Do this :: Copy, from the entries below, each line where the word "사람들의" can be found.
[Start Material for this exercise]
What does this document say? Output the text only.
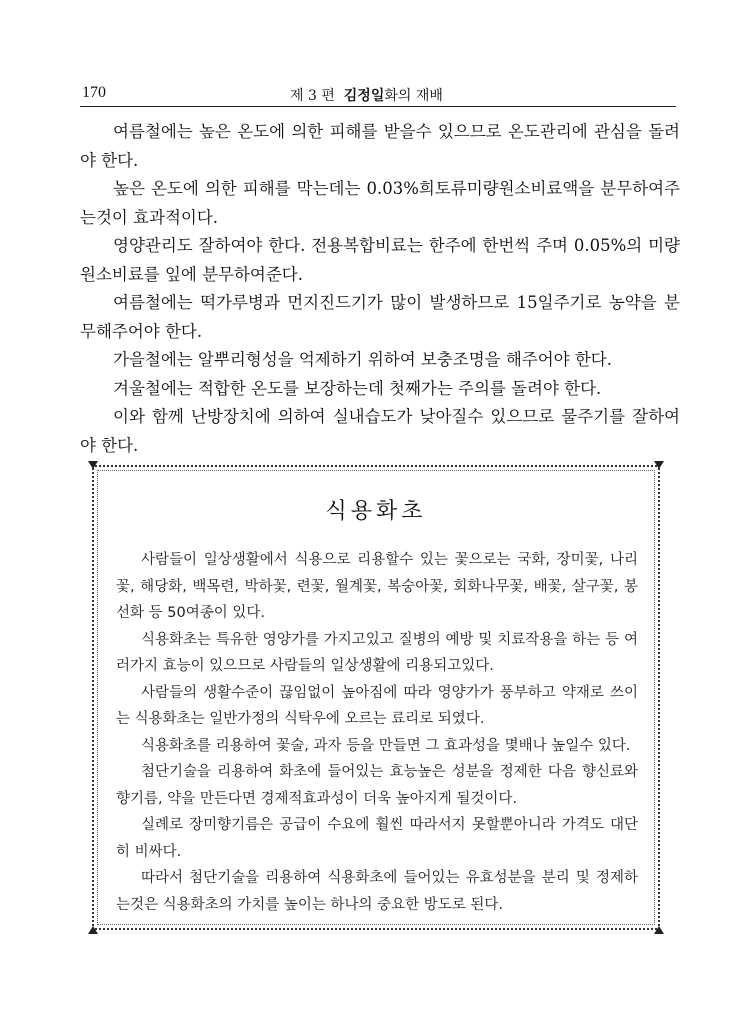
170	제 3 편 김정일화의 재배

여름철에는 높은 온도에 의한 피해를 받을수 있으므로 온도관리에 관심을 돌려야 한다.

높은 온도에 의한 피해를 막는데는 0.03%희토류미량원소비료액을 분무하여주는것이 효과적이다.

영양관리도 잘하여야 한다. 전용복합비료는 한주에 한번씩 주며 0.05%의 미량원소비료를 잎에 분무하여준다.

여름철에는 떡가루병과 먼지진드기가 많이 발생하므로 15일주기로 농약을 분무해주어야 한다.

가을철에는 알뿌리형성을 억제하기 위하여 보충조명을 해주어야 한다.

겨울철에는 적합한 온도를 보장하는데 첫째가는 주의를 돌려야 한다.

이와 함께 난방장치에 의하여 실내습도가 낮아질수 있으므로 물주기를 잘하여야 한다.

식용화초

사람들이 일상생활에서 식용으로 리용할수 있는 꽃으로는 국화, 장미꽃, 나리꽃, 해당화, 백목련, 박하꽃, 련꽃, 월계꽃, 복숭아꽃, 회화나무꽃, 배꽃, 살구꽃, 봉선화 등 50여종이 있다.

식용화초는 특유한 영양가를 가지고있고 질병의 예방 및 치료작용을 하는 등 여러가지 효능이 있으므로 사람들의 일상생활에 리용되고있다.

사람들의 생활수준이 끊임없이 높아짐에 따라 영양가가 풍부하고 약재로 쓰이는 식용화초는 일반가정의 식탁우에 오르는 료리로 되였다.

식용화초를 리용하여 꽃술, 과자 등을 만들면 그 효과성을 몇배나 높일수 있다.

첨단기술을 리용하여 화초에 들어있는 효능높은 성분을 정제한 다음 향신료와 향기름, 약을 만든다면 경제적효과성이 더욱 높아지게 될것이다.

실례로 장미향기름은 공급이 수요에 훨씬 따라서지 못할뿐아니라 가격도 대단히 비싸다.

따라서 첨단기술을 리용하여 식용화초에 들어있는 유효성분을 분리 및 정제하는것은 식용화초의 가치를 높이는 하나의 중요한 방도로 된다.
[End Material for this exercise]
[Start Material for this exercise]
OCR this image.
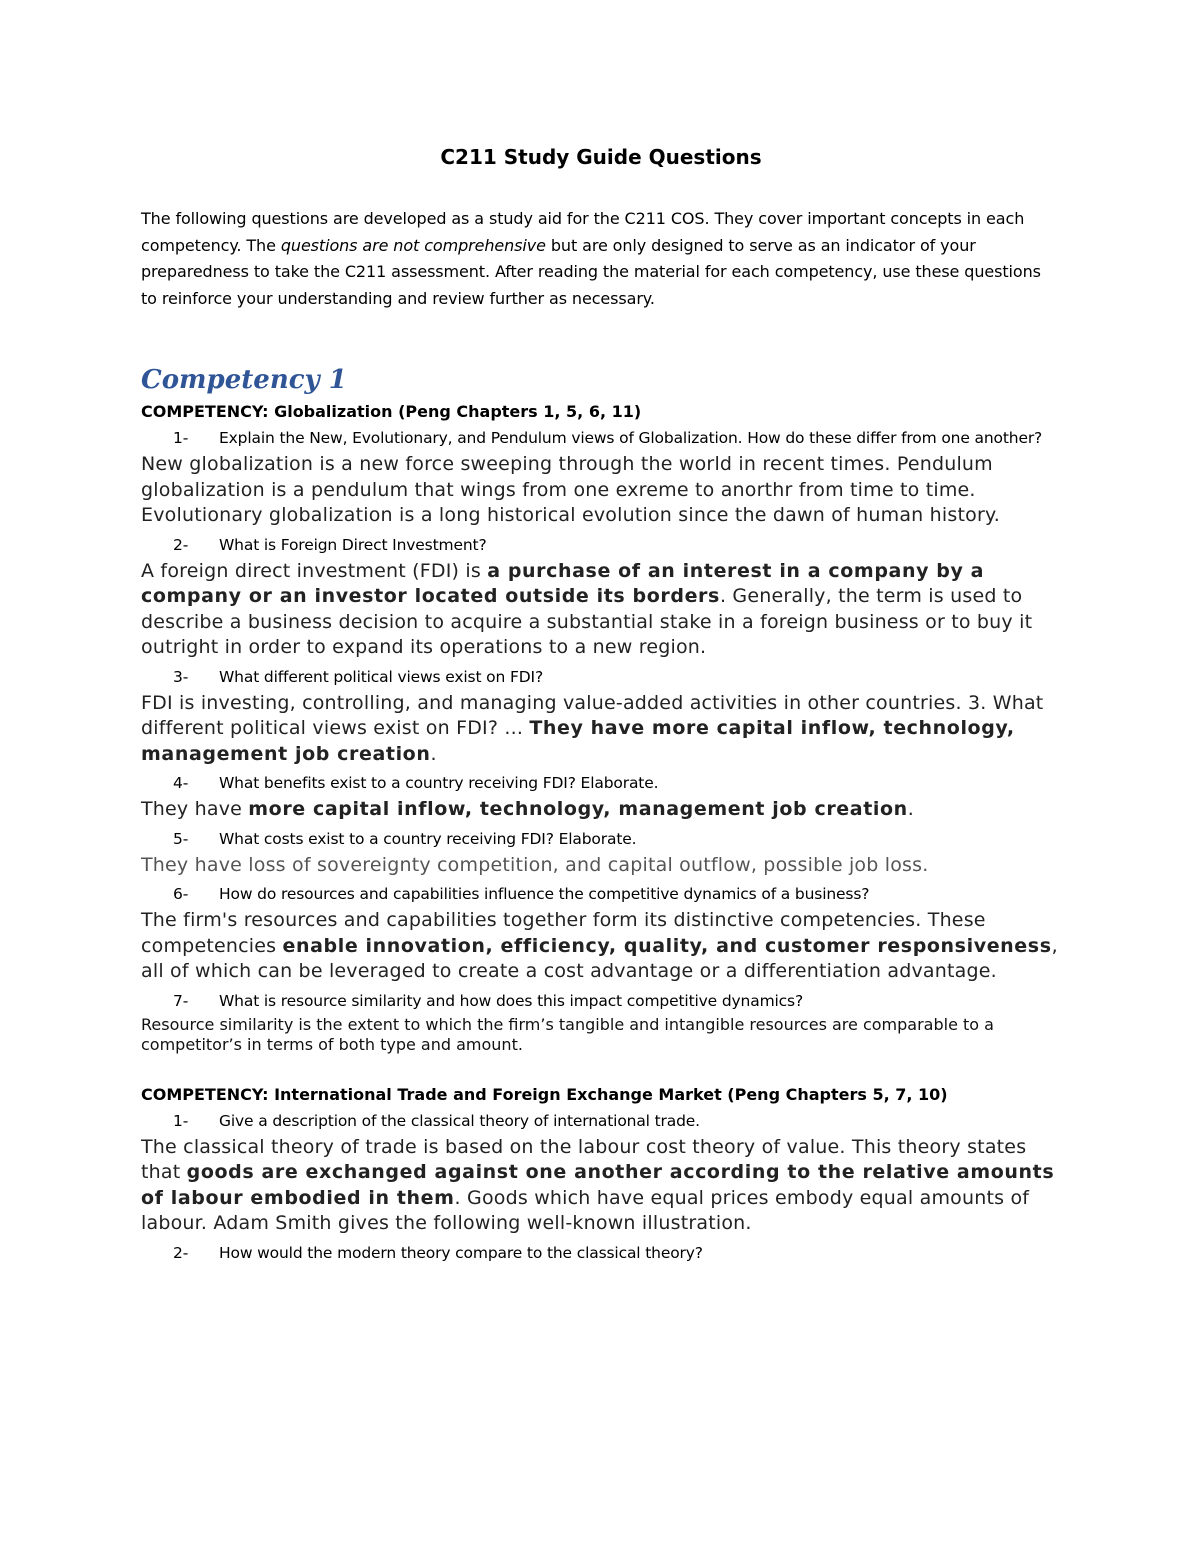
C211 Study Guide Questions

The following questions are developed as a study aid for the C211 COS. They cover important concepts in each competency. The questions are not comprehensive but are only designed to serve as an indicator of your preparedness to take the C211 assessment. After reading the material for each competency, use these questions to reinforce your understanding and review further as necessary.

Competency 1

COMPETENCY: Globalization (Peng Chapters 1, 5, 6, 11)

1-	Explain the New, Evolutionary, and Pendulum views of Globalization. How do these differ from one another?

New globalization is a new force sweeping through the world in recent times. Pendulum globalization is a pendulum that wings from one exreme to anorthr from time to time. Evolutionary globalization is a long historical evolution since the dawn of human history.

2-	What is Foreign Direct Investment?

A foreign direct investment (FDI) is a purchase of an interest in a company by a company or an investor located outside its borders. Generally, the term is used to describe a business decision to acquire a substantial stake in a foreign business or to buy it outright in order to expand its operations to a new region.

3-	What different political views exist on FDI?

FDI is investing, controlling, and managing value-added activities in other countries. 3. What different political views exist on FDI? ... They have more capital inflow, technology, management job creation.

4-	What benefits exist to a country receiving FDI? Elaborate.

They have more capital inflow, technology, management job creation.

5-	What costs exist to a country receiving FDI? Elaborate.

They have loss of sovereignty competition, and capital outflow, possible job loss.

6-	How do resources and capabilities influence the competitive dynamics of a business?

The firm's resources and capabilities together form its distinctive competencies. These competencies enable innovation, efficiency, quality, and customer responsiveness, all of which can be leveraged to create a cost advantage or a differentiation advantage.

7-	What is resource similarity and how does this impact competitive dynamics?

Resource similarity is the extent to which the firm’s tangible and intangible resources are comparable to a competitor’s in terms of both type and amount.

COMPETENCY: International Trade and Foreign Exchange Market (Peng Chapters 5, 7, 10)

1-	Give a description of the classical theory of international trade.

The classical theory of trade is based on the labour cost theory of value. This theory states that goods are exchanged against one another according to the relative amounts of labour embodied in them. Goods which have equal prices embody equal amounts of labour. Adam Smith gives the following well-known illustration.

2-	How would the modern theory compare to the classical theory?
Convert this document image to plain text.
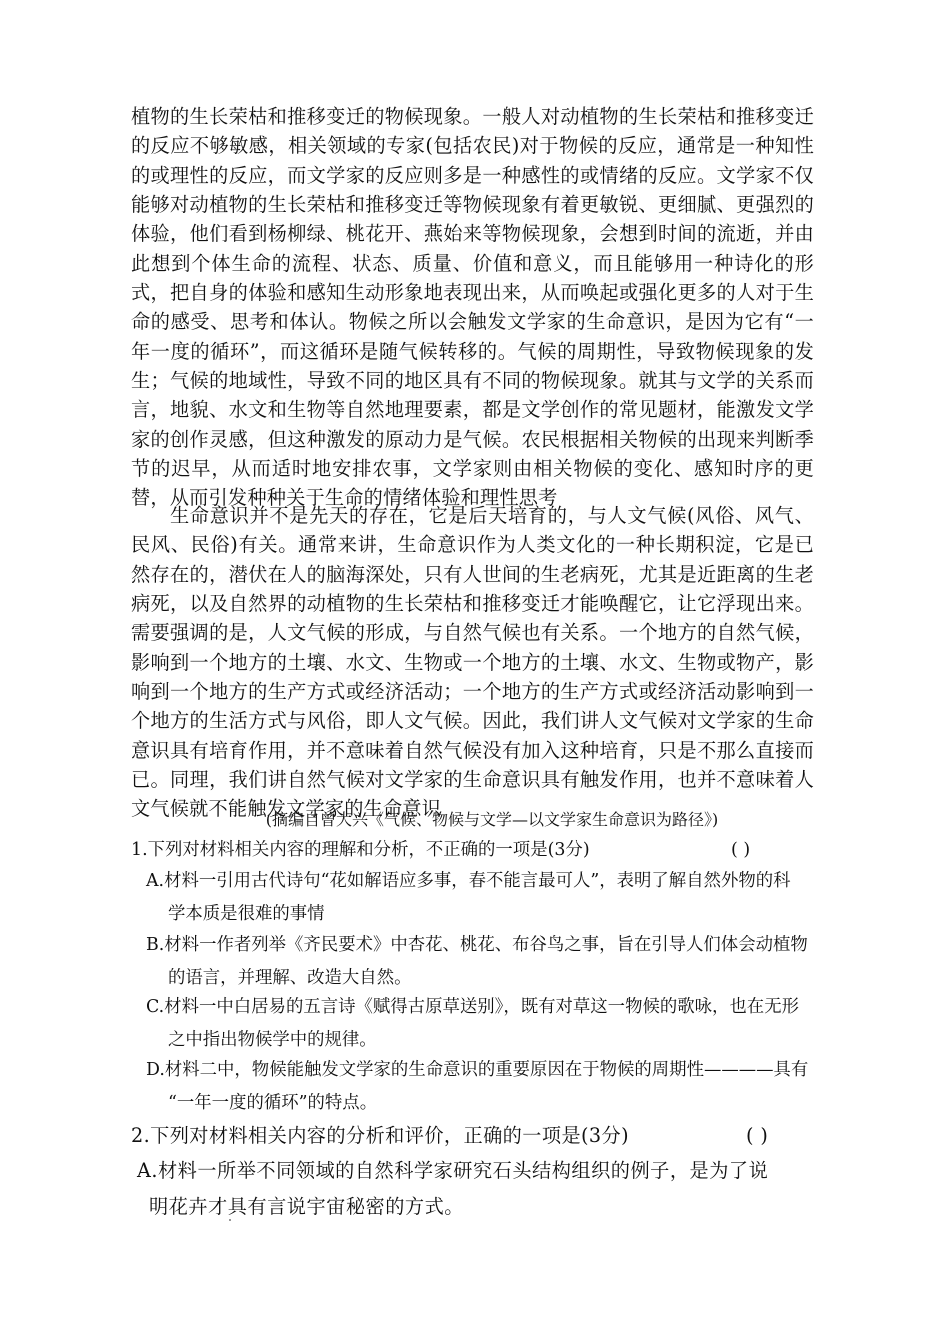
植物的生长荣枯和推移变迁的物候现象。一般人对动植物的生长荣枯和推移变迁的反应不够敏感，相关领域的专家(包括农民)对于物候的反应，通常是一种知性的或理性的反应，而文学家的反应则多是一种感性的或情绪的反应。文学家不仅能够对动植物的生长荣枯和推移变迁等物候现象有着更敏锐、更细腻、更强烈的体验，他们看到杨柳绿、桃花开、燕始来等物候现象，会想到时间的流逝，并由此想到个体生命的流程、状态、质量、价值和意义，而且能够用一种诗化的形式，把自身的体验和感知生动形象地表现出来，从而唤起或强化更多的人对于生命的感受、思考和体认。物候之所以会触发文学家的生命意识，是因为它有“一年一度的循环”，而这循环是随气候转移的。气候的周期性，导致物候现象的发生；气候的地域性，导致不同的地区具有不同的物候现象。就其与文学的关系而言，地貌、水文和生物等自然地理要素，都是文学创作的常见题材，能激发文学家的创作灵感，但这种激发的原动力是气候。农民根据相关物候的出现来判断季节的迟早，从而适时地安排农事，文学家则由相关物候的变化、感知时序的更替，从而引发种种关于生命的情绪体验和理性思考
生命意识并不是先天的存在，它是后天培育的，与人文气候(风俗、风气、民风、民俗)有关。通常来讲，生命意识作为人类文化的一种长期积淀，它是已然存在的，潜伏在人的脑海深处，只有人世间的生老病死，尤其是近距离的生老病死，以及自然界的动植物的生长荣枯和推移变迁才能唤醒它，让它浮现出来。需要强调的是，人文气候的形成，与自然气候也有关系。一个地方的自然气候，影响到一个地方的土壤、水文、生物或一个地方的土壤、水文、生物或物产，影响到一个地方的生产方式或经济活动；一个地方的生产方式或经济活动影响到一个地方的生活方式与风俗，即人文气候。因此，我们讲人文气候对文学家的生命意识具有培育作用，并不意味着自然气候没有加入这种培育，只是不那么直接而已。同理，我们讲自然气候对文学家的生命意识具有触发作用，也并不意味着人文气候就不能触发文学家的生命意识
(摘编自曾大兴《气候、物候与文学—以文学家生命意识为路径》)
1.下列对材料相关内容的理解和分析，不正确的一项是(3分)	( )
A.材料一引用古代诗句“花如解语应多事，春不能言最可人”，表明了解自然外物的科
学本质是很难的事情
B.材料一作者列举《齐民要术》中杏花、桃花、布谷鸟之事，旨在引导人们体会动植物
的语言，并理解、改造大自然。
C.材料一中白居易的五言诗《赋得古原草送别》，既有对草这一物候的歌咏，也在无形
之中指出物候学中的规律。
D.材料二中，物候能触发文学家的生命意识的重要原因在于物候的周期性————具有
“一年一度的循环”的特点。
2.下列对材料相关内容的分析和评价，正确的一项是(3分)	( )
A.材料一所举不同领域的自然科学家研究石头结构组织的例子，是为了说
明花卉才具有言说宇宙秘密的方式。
[End Material for this exercise]
Answer to the exercise ::
식용화초는 특유한 영양가를 가지고있고 질병의 예방 및 치료작용을 하는 등 여러가지 효능이 있으므로 사람들의 일상생활에 리용되고있다.
사람들의 생활수준이 끊임없이 높아짐에 따라 영양가가 풍부하고 약재로 쓰이는 식용화초는 일반가정의 식탁우에 오르는 료리로 되였다.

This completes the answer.